*TASK OBJECTIVE*
Look for the string "апреля" in every line, and copy each line that has it.

*DATA SUPPLIED*
·····
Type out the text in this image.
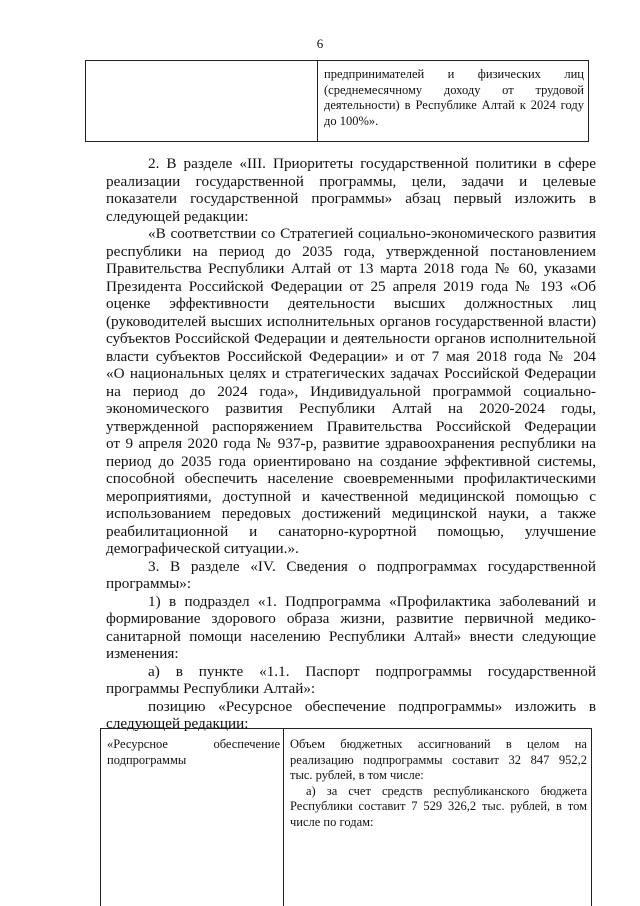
6
предпринимателей и физических лиц
(среднемесячному доходу от трудовой
деятельности) в Республике Алтай к 2024 году
до 100%».
2. В разделе «III. Приоритеты государственной политики в сфере
реализации государственной программы, цели, задачи и целевые
показатели государственной программы» абзац первый изложить в
следующей редакции:
«В соответствии со Стратегией социально-экономического развития
республики на период до 2035 года, утвержденной постановлением
Правительства Республики Алтай от 13 марта 2018 года № 60, указами
Президента Российской Федерации от 25 апреля 2019 года № 193 «Об
оценке эффективности деятельности высших должностных лиц
(руководителей высших исполнительных органов государственной власти)
субъектов Российской Федерации и деятельности органов исполнительной
власти субъектов Российской Федерации» и от 7 мая 2018 года № 204
«О национальных целях и стратегических задачах Российской Федерации
на период до 2024 года», Индивидуальной программой социально-
экономического развития Республики Алтай на 2020-2024 годы,
утвержденной распоряжением Правительства Российской Федерации
от 9 апреля 2020 года № 937-р, развитие здравоохранения республики на
период до 2035 года ориентировано на создание эффективной системы,
способной обеспечить население своевременными профилактическими
мероприятиями, доступной и качественной медицинской помощью с
использованием передовых достижений медицинской науки, а также
реабилитационной и санаторно-курортной помощью, улучшение
демографической ситуации.».
3. В разделе «IV. Сведения о подпрограммах государственной
программы»:
1) в подраздел «1. Подпрограмма «Профилактика заболеваний и
формирование здорового образа жизни, развитие первичной медико-
санитарной помощи населению Республики Алтай» внести следующие
изменения:
а) в пункте «1.1. Паспорт подпрограммы государственной
программы Республики Алтай»:
позицию «Ресурсное обеспечение подпрограммы» изложить в
следующей редакции:
«Ресурсное обеспечение
подпрограммы
Объем бюджетных ассигнований в целом на
реализацию подпрограммы составит 32 847 952,2
тыс. рублей, в том числе:
а) за счет средств республиканского бюджета
Республики составит 7 529 326,2 тыс. рублей, в том
числе по годам:
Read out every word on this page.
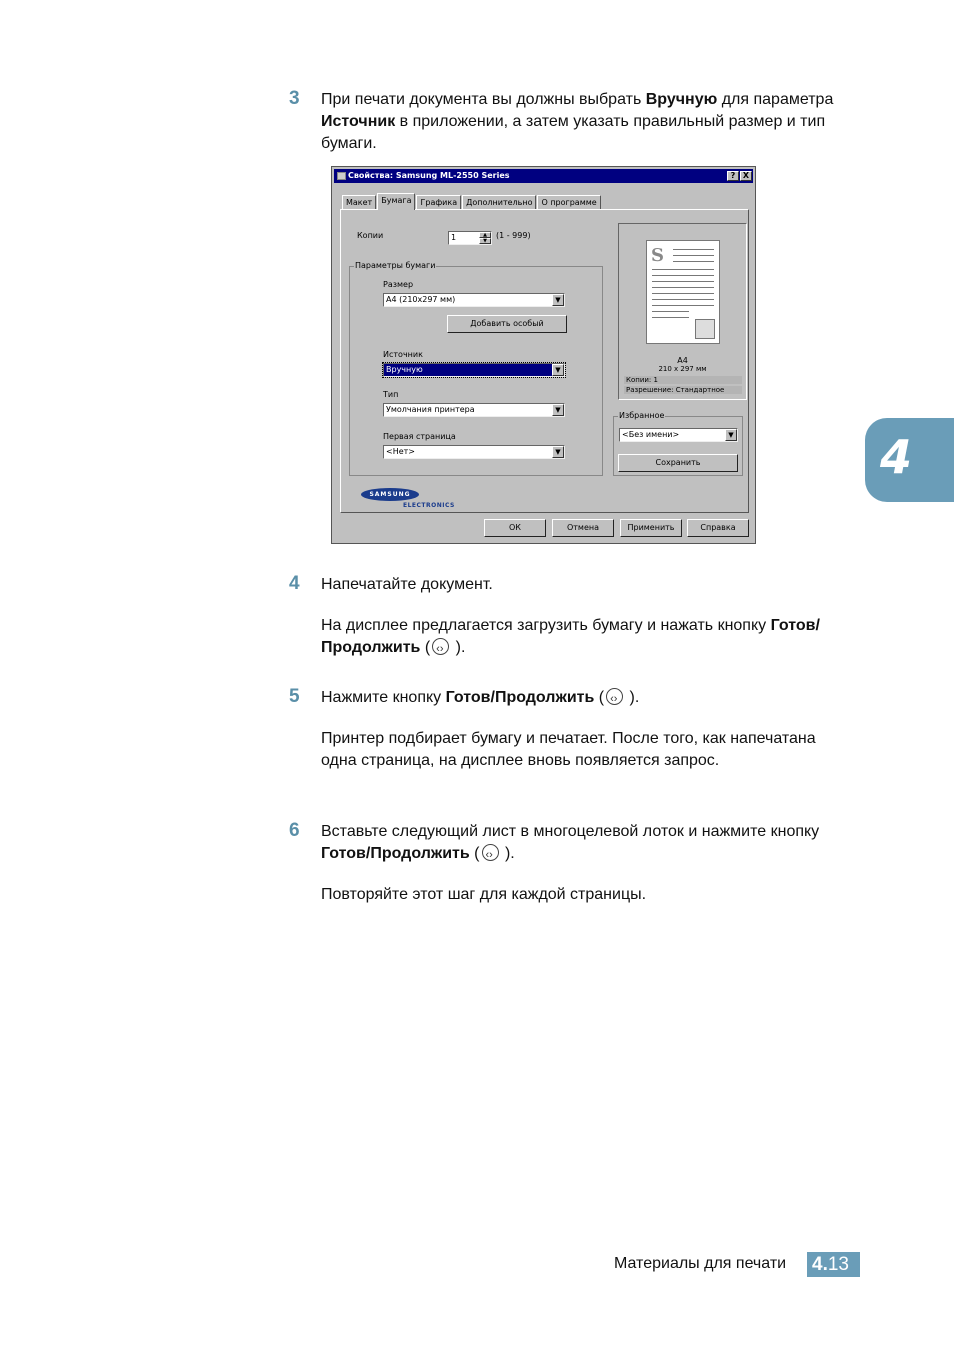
3 При печати документа вы должны выбрать Вручную для параметра Источник в приложении, а затем указать правильный размер и тип бумаги.
Свойства: Samsung ML-2550 Series	? X
Макет	Бумага	Графика	Дополнительно	О программе
Копии	1	▲
▼
(1 - 999)
Параметры бумаги
Размер
A4 (210x297 мм)	▼
Добавить особый
Источник
Вручную	▼
Тип
Умолчания принтера	▼
Первая страница
<Нет>	▼
S
A4
210 x 297 мм
Копии: 1
Разрешение: Стандартное
Избранное
<Без имени>	▼
Сохранить
SAMSUNG
ELECTRONICS
ОК	Отмена	Применить	Справка
4 Напечатайте документ.
На дисплее предлагается загрузить бумагу и нажать кнопку Готов/Продолжить (‹› ).
5 Нажмите кнопку Готов/Продолжить (‹› ).
Принтер подбирает бумагу и печатает. После того, как напечатана одна страница, на дисплее вновь появляется запрос.
6 Вставьте следующий лист в многоцелевой лоток и нажмите кнопку Готов/Продолжить (‹› ).
Повторяйте этот шаг для каждой страницы.
4
Материалы для печати 4.13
·····
*SOLUTION FOR THIS EXERCISE*
Президента Российской Федерации от 25 апреля 2019 года № 193 «Об
от 9 апреля 2020 года № 937-р, развитие здравоохранения республики на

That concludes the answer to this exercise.